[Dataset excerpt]
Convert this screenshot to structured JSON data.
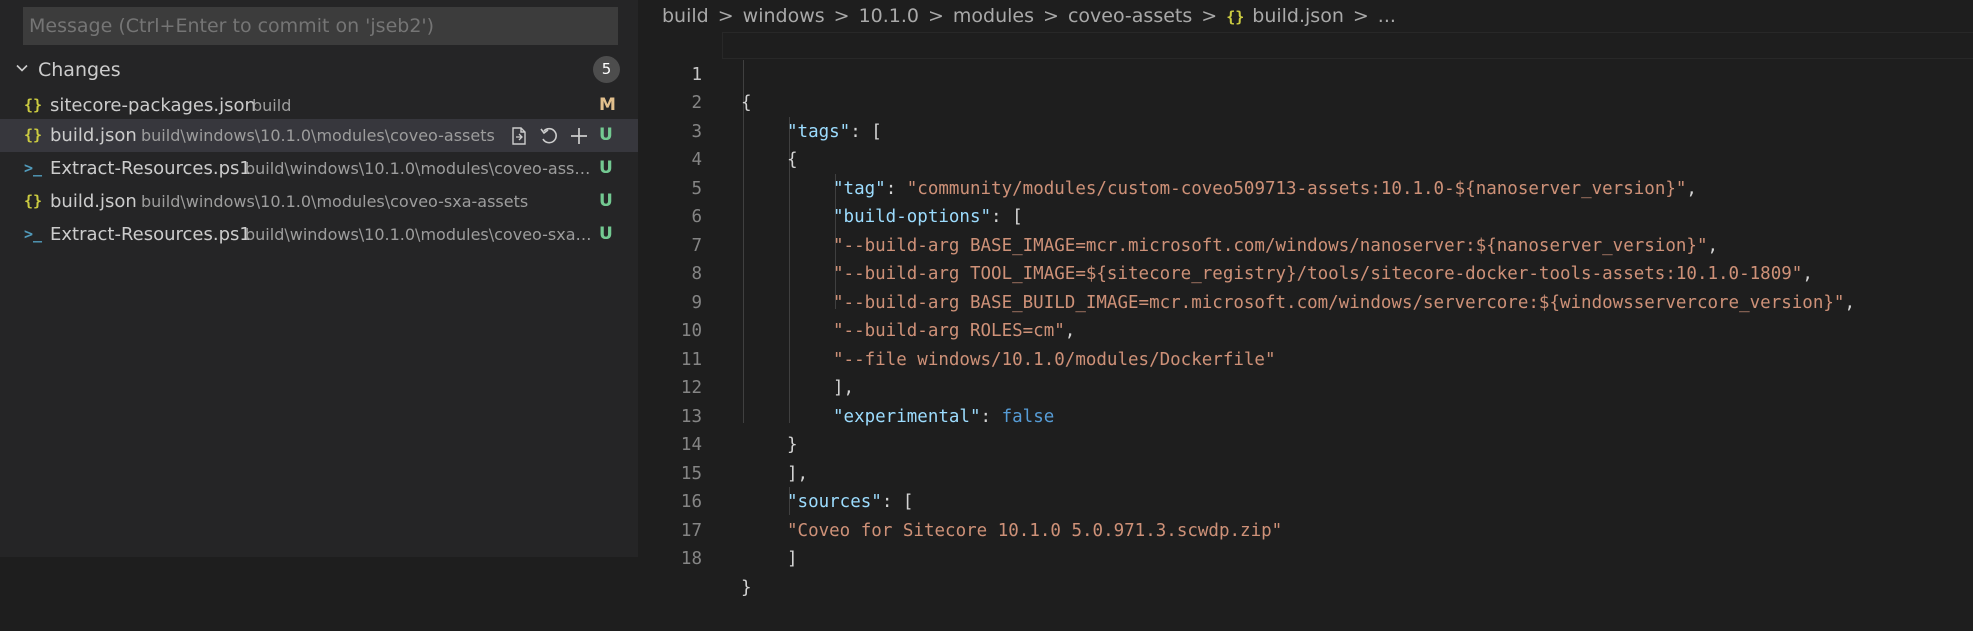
{
  "scm": {
    "commit_placeholder": "Message (Ctrl+Enter to commit on 'jseb2')",
    "changes_label": "Changes",
    "changes_count": "5",
    "files": [
      {
        "icon": "json-braces-icon",
        "name": "sitecore-packages.json",
        "path": "build",
        "status": "M"
      },
      {
        "icon": "json-braces-icon",
        "name": "build.json",
        "path": "build\\windows\\10.1.0\\modules\\coveo-assets",
        "status": "U"
      },
      {
        "icon": "powershell-icon",
        "name": "Extract-Resources.ps1",
        "path": "build\\windows\\10.1.0\\modules\\coveo-asse...",
        "status": "U"
      },
      {
        "icon": "json-braces-icon",
        "name": "build.json",
        "path": "build\\windows\\10.1.0\\modules\\coveo-sxa-assets",
        "status": "U"
      },
      {
        "icon": "powershell-icon",
        "name": "Extract-Resources.ps1",
        "path": "build\\windows\\10.1.0\\modules\\coveo-sxa-...",
        "status": "U"
      }
    ]
  },
  "editor": {
    "breadcrumb": [
      "build",
      "windows",
      "10.1.0",
      "modules",
      "coveo-assets",
      "build.json",
      "..."
    ],
    "line_numbers": [
      "1",
      "2",
      "3",
      "4",
      "5",
      "6",
      "7",
      "8",
      "9",
      "10",
      "11",
      "12",
      "13",
      "14",
      "15",
      "16",
      "17",
      "18"
    ],
    "code": {
      "l1": "{",
      "l2_key": "\"tags\"",
      "l2_rest": ": [",
      "l3": "{",
      "l4_key": "\"tag\"",
      "l4_colon": ": ",
      "l4_val": "\"community/modules/custom-coveo509713-assets:10.1.0-${nanoserver_version}\"",
      "l4_end": ",",
      "l5_key": "\"build-options\"",
      "l5_rest": ": [",
      "l6_val": "\"--build-arg BASE_IMAGE=mcr.microsoft.com/windows/nanoserver:${nanoserver_version}\"",
      "l6_end": ",",
      "l7_val": "\"--build-arg TOOL_IMAGE=${sitecore_registry}/tools/sitecore-docker-tools-assets:10.1.0-1809\"",
      "l7_end": ",",
      "l8_val": "\"--build-arg BASE_BUILD_IMAGE=mcr.microsoft.com/windows/servercore:${windowsservercore_version}\"",
      "l8_end": ",",
      "l9_val": "\"--build-arg ROLES=cm\"",
      "l9_end": ",",
      "l10_val": "\"--file windows/10.1.0/modules/Dockerfile\"",
      "l11": "],",
      "l12_key": "\"experimental\"",
      "l12_colon": ": ",
      "l12_val": "false",
      "l13": "}",
      "l14": "],",
      "l15_key": "\"sources\"",
      "l15_rest": ": [",
      "l16_val": "\"Coveo for Sitecore 10.1.0 5.0.971.3.scwdp.zip\"",
      "l17": "]",
      "l18": "}"
    }
  },
  "colors": {
    "key": "#9cdcfe",
    "string": "#ce9178",
    "boolean": "#569cd6",
    "modified": "#e2c08d",
    "untracked": "#73c991"
  }
}
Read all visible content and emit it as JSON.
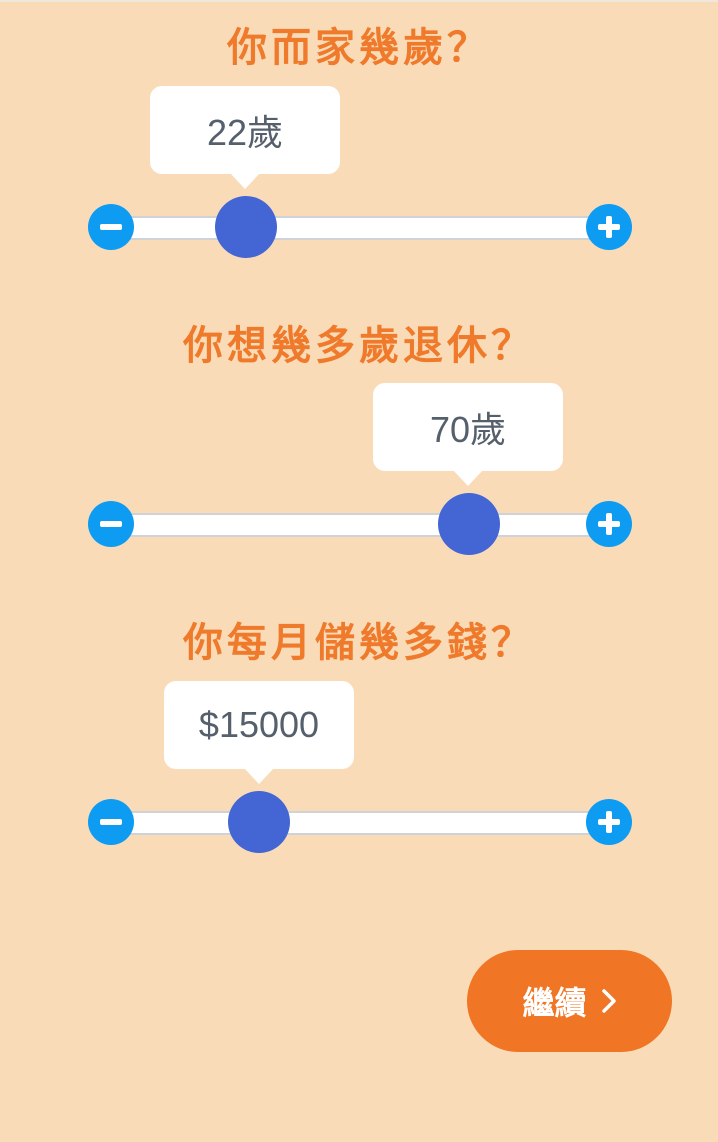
{
  "colors": {
    "background": "#f9dcb7",
    "heading": "#f07a2b",
    "thumb": "#4366d4",
    "step_button": "#0e9bf2",
    "continue_button": "#f07524"
  },
  "questions": [
    {
      "title": "你而家幾歲？",
      "value_label": "22歲",
      "slider_level": 0.25,
      "decrement_icon": "minus-icon",
      "increment_icon": "plus-icon"
    },
    {
      "title": "你想幾多歲退休？",
      "value_label": "70歲",
      "slider_level": 0.71,
      "decrement_icon": "minus-icon",
      "increment_icon": "plus-icon"
    },
    {
      "title": "你每月儲幾多錢？",
      "value_label": "$15000",
      "slider_level": 0.28,
      "decrement_icon": "minus-icon",
      "increment_icon": "plus-icon"
    }
  ],
  "continue_button": {
    "label": "繼續",
    "icon": "chevron-right-icon"
  }
}
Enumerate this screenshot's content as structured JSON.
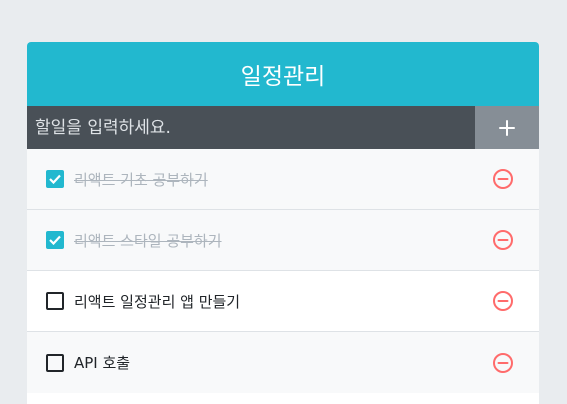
{
  "header": {
    "title": "일정관리"
  },
  "insert": {
    "placeholder": "할일을 입력하세요.",
    "button_icon": "plus-icon"
  },
  "todos": [
    {
      "text": "리액트 기초 공부하기",
      "checked": true
    },
    {
      "text": "리액트 스타일 공부하기",
      "checked": true
    },
    {
      "text": "리액트 일정관리 앱 만들기",
      "checked": false
    },
    {
      "text": "API 호출",
      "checked": false
    }
  ],
  "colors": {
    "accent": "#22b8cf",
    "insert_bg": "#495057",
    "insert_button_bg": "#868e96",
    "remove": "#ff6b6b",
    "page_bg": "#e9ecef",
    "done_text": "#adb5bd"
  }
}
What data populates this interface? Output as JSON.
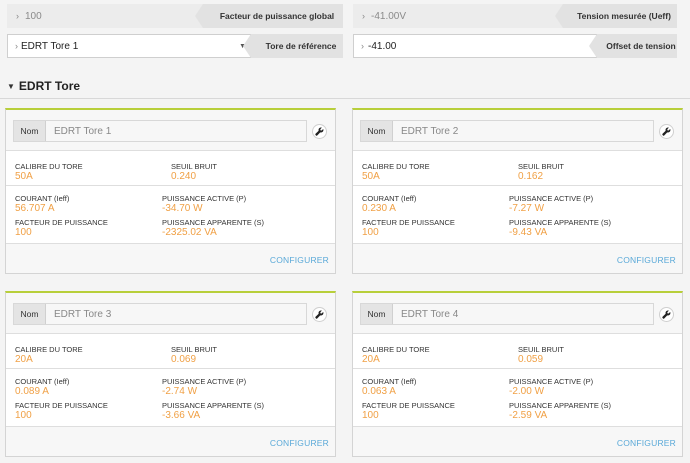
{
  "top": {
    "power_factor_value": "100",
    "power_factor_label": "Facteur de puissance global",
    "voltage_value": "-41.00V",
    "voltage_label": "Tension mesurée (Ueff)",
    "ref_tore_value": "EDRT Tore 1",
    "ref_tore_label": "Tore de référence",
    "offset_value": "-41.00",
    "offset_label": "Offset de tension"
  },
  "section": {
    "title": "EDRT Tore"
  },
  "labels": {
    "name_tag": "Nom",
    "calibre": "CALIBRE DU TORE",
    "noise": "SEUIL BRUIT",
    "current": "COURANT (Ieff)",
    "active": "PUISSANCE ACTIVE (P)",
    "pf": "FACTEUR DE PUISSANCE",
    "apparent": "PUISSANCE APPARENTE (S)",
    "configure": "CONFIGURER"
  },
  "cards": [
    {
      "name": "EDRT Tore 1",
      "calibre": "50A",
      "noise": "0.240",
      "current": "56.707 A",
      "active": "-34.70 W",
      "pf": "100",
      "apparent": "-2325.02 VA"
    },
    {
      "name": "EDRT Tore 2",
      "calibre": "50A",
      "noise": "0.162",
      "current": "0.230 A",
      "active": "-7.27 W",
      "pf": "100",
      "apparent": "-9.43 VA"
    },
    {
      "name": "EDRT Tore 3",
      "calibre": "20A",
      "noise": "0.069",
      "current": "0.089 A",
      "active": "-2.74 W",
      "pf": "100",
      "apparent": "-3.66 VA"
    },
    {
      "name": "EDRT Tore 4",
      "calibre": "20A",
      "noise": "0.059",
      "current": "0.063 A",
      "active": "-2.00 W",
      "pf": "100",
      "apparent": "-2.59 VA"
    }
  ]
}
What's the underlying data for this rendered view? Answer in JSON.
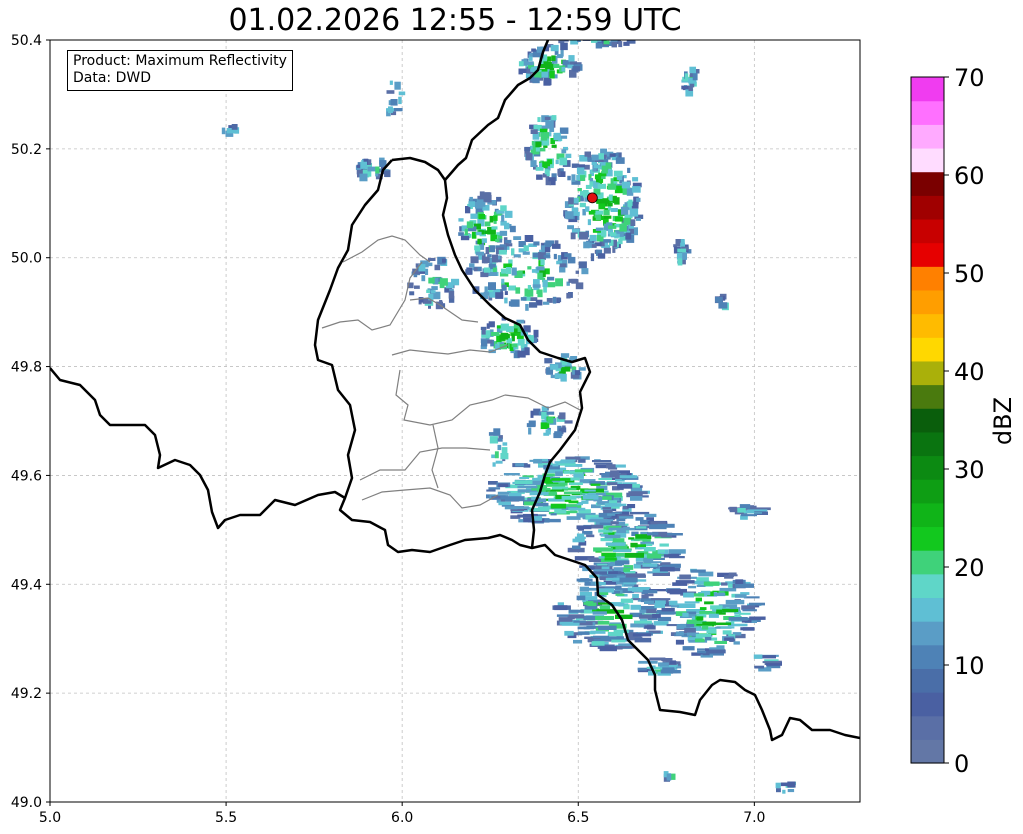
{
  "title": "01.02.2026 12:55 - 12:59 UTC",
  "info_box": {
    "product_line": "Product: Maximum Reflectivity",
    "data_line": "Data: DWD"
  },
  "axes": {
    "x_ticks": [
      "5.0",
      "5.5",
      "6.0",
      "6.5",
      "7.0"
    ],
    "y_ticks": [
      "49.0",
      "49.2",
      "49.4",
      "49.6",
      "49.8",
      "50.0",
      "50.2",
      "50.4"
    ],
    "lon_range": [
      5.0,
      7.3
    ],
    "lat_range": [
      49.0,
      50.4
    ],
    "grid": true
  },
  "colorbar": {
    "label": "dBZ",
    "ticks": [
      "0",
      "10",
      "20",
      "30",
      "40",
      "50",
      "60",
      "70"
    ],
    "range": [
      0,
      70
    ],
    "colors": [
      "#6377a6",
      "#5a6fa6",
      "#4a60a2",
      "#4a6ea8",
      "#4e82b6",
      "#5a9dc6",
      "#5fbfd4",
      "#5fd6c8",
      "#3fd27a",
      "#12c81e",
      "#10b418",
      "#0e9e14",
      "#0c8a12",
      "#0a7410",
      "#0a5e0c",
      "#4a7a0e",
      "#aab00a",
      "#ffd800",
      "#ffbb00",
      "#ff9e00",
      "#ff8000",
      "#e60000",
      "#c80000",
      "#a00000",
      "#7a0000",
      "#ffdcff",
      "#ffaaff",
      "#ff70ff",
      "#f03cf0"
    ]
  },
  "marker": {
    "lon": 6.54,
    "lat": 50.11,
    "color": "#e01010"
  },
  "map_colors": {
    "country_border": "#000000",
    "admin_border": "#808080",
    "grid": "#c0c0c0"
  }
}
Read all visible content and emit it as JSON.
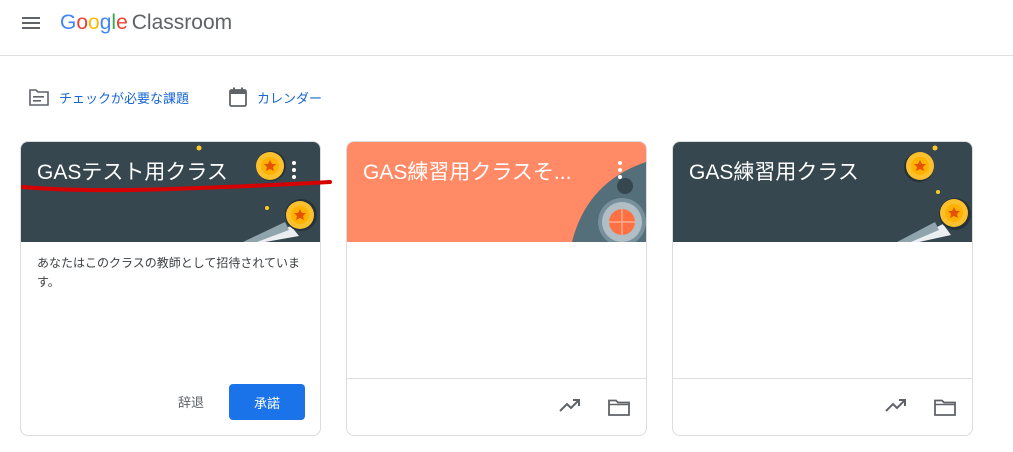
{
  "app": {
    "logo_google": "Google",
    "logo_product": "Classroom"
  },
  "toolbar": {
    "todo_label": "チェックが必要な課題",
    "calendar_label": "カレンダー"
  },
  "cards": [
    {
      "title": "GASテスト用クラス",
      "header_color": "#37474f",
      "invite_text": "あなたはこのクラスの教師として招待されています。",
      "decline_label": "辞退",
      "accept_label": "承諾"
    },
    {
      "title": "GAS練習用クラスそ...",
      "header_color": "#ff8a65"
    },
    {
      "title": "GAS練習用クラス",
      "header_color": "#37474f"
    }
  ],
  "colors": {
    "accent": "#1a73e8",
    "link": "#1967d2",
    "annotation": "#d50000"
  },
  "icons": [
    "menu-icon",
    "assignment-icon",
    "calendar-icon",
    "more-vert-icon",
    "trending-up-icon",
    "folder-icon"
  ]
}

§ EXERCISE GOAL
Make a list of all lines in the data that contain "path".

§ THE SOLUTION
        "path": "build",
        "path": "build\\windows\\10.1.0\\modules\\coveo-assets",
        "path": "build\\windows\\10.1.0\\modules\\coveo-asse...",
        "path": "build\\windows\\10.1.0\\modules\\coveo-sxa-assets",
        "path": "build\\windows\\10.1.0\\modules\\coveo-sxa-...",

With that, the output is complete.